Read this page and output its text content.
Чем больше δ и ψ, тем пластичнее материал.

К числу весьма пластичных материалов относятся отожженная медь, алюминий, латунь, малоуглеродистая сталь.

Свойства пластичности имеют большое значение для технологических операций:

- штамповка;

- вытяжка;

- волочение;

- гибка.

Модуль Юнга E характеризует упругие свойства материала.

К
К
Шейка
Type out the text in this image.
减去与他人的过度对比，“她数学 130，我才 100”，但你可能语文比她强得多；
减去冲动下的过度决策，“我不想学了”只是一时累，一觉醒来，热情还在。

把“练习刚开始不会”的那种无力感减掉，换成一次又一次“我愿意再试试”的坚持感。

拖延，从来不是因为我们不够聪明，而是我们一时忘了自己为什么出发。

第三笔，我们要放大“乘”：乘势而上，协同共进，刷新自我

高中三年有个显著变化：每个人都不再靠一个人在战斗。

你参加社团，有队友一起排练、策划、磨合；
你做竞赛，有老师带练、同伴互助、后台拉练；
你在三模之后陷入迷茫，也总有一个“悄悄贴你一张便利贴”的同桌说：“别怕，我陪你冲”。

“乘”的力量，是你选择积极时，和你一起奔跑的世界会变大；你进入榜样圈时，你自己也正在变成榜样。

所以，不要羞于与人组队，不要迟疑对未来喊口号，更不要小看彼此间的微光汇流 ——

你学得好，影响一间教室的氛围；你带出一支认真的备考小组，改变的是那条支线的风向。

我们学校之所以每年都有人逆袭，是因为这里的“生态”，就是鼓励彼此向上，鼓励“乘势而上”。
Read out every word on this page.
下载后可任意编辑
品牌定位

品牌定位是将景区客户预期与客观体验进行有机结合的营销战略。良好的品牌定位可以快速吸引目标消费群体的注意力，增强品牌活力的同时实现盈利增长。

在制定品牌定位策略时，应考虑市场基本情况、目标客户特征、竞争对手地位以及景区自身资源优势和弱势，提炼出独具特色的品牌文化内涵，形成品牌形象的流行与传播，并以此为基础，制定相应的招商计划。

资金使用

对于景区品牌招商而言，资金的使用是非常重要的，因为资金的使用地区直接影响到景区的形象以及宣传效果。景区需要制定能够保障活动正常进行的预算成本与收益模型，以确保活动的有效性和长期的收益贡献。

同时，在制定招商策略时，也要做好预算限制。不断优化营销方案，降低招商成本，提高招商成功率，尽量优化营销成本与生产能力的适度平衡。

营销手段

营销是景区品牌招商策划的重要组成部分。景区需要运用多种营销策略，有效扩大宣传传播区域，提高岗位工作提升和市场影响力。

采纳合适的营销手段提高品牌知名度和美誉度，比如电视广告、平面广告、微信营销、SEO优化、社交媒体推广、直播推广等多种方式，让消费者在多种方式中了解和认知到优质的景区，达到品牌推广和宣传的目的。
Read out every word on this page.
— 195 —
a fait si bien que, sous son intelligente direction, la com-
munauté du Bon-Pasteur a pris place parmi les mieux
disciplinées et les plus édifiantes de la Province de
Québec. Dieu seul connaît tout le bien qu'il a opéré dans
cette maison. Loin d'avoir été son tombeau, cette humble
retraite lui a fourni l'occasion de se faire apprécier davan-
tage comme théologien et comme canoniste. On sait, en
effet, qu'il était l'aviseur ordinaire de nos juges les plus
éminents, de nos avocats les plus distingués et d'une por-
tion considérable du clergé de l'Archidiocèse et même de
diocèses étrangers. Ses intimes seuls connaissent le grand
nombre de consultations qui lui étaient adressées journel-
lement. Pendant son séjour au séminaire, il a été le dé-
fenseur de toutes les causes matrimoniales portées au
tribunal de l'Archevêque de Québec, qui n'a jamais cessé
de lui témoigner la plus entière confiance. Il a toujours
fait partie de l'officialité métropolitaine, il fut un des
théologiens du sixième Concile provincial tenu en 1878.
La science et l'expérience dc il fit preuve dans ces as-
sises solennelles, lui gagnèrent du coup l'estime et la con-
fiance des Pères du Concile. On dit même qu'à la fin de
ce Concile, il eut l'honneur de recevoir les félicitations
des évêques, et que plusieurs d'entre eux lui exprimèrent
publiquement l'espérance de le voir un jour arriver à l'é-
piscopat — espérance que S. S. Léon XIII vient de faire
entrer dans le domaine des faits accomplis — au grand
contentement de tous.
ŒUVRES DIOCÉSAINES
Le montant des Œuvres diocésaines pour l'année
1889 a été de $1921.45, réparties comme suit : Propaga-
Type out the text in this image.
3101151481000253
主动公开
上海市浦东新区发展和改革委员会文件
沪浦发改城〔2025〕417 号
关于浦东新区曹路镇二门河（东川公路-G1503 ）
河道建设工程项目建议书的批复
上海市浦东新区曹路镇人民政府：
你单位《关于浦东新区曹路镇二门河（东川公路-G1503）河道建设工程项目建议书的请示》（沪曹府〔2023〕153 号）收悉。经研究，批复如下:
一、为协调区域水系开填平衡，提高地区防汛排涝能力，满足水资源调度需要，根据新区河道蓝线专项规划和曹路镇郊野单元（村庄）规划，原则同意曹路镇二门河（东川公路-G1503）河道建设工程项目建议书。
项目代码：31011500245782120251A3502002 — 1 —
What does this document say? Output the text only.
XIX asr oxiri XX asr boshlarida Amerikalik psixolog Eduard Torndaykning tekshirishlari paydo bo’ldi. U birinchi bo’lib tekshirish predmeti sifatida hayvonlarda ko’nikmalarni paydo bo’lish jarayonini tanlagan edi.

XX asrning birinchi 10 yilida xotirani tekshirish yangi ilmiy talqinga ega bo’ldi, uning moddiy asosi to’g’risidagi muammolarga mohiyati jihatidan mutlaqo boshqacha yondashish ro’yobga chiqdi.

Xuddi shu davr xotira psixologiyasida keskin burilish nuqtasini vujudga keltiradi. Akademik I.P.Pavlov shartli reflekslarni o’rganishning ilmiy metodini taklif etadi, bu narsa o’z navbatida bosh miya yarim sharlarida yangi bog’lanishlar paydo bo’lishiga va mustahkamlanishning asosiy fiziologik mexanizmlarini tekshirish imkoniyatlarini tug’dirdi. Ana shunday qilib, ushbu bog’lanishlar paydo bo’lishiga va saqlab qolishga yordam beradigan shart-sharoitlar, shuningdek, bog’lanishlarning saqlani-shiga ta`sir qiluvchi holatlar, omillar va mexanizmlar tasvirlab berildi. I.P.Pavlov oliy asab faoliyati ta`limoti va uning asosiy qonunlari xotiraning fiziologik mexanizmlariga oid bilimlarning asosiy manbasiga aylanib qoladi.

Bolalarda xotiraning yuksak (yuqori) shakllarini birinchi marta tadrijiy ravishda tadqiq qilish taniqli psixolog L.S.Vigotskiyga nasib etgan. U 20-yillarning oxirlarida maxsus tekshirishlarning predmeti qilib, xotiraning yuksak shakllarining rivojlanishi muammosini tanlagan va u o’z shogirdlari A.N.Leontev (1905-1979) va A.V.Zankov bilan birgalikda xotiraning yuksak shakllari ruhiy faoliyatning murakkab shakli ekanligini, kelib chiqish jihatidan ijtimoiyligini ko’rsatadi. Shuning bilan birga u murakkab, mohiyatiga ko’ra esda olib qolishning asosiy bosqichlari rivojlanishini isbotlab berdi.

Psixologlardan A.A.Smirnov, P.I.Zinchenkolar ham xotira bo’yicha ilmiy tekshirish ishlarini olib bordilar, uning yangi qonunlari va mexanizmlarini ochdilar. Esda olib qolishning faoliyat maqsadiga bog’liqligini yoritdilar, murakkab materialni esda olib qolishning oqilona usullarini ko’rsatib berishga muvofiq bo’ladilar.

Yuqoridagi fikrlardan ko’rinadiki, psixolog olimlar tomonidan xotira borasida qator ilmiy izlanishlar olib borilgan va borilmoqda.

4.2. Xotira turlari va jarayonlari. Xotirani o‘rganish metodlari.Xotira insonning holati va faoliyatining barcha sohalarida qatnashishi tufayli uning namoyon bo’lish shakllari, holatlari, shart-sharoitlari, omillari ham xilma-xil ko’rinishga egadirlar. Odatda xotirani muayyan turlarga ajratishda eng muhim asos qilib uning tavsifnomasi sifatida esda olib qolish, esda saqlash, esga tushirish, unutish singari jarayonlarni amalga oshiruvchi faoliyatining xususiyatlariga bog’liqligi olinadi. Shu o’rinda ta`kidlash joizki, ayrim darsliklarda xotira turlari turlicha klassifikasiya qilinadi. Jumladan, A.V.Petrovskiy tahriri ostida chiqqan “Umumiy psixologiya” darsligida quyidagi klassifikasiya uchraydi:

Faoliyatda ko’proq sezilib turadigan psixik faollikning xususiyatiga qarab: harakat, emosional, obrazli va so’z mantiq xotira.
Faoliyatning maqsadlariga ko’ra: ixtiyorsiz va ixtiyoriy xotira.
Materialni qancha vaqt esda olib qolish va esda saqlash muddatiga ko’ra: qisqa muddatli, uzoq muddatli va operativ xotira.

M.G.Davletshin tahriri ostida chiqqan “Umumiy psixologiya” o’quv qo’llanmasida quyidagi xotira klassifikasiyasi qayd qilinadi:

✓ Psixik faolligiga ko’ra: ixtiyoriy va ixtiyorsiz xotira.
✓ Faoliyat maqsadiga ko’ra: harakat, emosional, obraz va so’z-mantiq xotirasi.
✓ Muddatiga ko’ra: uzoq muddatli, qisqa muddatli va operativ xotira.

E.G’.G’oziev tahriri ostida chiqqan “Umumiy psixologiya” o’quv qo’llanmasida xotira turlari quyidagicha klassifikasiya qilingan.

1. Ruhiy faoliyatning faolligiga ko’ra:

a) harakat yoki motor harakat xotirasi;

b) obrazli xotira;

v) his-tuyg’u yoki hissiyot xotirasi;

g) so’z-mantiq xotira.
---
SET EXERCISE - Work out how many lines above contain the word "espérance". Give only the number.

RESPONSE TO THE TASK - 2